BRIEF: Reproduce each record below exactly as written.

***** ROWS *****

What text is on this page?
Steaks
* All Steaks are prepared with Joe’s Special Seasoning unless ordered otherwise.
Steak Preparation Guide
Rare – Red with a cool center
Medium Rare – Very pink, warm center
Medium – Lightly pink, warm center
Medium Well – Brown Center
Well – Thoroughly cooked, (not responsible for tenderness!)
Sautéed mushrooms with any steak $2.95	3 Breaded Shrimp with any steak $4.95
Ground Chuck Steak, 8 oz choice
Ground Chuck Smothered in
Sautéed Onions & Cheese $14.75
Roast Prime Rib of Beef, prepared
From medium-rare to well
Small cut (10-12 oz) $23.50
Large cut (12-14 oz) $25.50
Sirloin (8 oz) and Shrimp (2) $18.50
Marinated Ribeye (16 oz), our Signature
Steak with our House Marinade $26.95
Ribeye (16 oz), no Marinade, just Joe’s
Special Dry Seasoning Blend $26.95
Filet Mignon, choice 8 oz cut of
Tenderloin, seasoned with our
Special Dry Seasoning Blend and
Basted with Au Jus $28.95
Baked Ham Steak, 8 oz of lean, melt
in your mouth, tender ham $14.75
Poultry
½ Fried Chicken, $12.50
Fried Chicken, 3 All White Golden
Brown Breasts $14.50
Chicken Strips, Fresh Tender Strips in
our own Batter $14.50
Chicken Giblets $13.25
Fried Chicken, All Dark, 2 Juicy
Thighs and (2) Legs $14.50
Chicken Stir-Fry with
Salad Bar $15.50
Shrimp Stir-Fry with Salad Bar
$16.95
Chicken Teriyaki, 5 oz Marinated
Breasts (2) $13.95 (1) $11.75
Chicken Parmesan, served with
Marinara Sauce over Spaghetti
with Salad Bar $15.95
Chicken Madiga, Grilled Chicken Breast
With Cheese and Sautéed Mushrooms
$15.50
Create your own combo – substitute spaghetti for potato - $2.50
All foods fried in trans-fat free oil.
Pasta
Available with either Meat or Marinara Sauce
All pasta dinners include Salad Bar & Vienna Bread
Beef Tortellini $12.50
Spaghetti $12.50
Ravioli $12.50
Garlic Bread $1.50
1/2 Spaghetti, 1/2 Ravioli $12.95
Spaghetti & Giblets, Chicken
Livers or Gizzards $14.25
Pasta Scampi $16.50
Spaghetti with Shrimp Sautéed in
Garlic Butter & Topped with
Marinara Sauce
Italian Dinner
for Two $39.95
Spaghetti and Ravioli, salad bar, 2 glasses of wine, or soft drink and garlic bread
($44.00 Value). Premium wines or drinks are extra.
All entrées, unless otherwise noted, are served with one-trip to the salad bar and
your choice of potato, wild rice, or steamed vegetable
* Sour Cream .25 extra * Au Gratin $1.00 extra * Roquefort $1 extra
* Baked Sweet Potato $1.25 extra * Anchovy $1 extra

*****

TASK RESPONSE:
What text is on this page?
Steaks
* All Steaks are prepared with Joe’s Special Seasoning unless ordered otherwise.
Steak Preparation Guide
Rare – Red with a cool center
Medium Rare – Very pink, warm center
Medium – Lightly pink, warm center
Medium Well – Brown Center
Well – Thoroughly cooked, (not responsible for tenderness!)
Sautéed mushrooms with any steak $2.95	3 Breaded Shrimp with any steak $4.95
Ground Chuck Steak, 8 oz choice
Ground Chuck Smothered in
Sautéed Onions & Cheese $14.75
Roast Prime Rib of Beef, prepared
From medium-rare to well
Small cut (10-12 oz) $23.50
Large cut (12-14 oz) $25.50
Sirloin (8 oz) and Shrimp (2) $18.50
Marinated Ribeye (16 oz), our Signature
Steak with our House Marinade $26.95
Ribeye (16 oz), no Marinade, just Joe’s
Special Dry Seasoning Blend $26.95
Filet Mignon, choice 8 oz cut of
Tenderloin, seasoned with our
Special Dry Seasoning Blend and
Basted with Au Jus $28.95
Baked Ham Steak, 8 oz of lean, melt
in your mouth, tender ham $14.75
Poultry
½ Fried Chicken, $12.50
Fried Chicken, 3 All White Golden
Brown Breasts $14.50
Chicken Strips, Fresh Tender Strips in
our own Batter $14.50
Chicken Giblets $13.25
Fried Chicken, All Dark, 2 Juicy
Thighs and (2) Legs $14.50
Chicken Stir-Fry with
Salad Bar $15.50
Shrimp Stir-Fry with Salad Bar
$16.95
Chicken Teriyaki, 5 oz Marinated
Breasts (2) $13.95 (1) $11.75
Chicken Parmesan, served with
Marinara Sauce over Spaghetti
with Salad Bar $15.95
Chicken Madiga, Grilled Chicken Breast
With Cheese and Sautéed Mushrooms
$15.50
Create your own combo – substitute spaghetti for potato - $2.50
All foods fried in trans-fat free oil.
Pasta
Available with either Meat or Marinara Sauce
All pasta dinners include Salad Bar & Vienna Bread
Beef Tortellini $12.50
Spaghetti $12.50
Ravioli $12.50
Garlic Bread $1.50
1/2 Spaghetti, 1/2 Ravioli $12.95
Spaghetti & Giblets, Chicken
Livers or Gizzards $14.25
Pasta Scampi $16.50
Spaghetti with Shrimp Sautéed in
Garlic Butter & Topped with
Marinara Sauce
Italian Dinner
for Two $39.95
Spaghetti and Ravioli, salad bar, 2 glasses of wine, or soft drink and garlic bread
($44.00 Value). Premium wines or drinks are extra.
All entrées, unless otherwise noted, are served with one-trip to the salad bar and
your choice of potato, wild rice, or steamed vegetable
* Sour Cream .25 extra * Au Gratin $1.00 extra * Roquefort $1 extra
* Baked Sweet Potato $1.25 extra * Anchovy $1 extra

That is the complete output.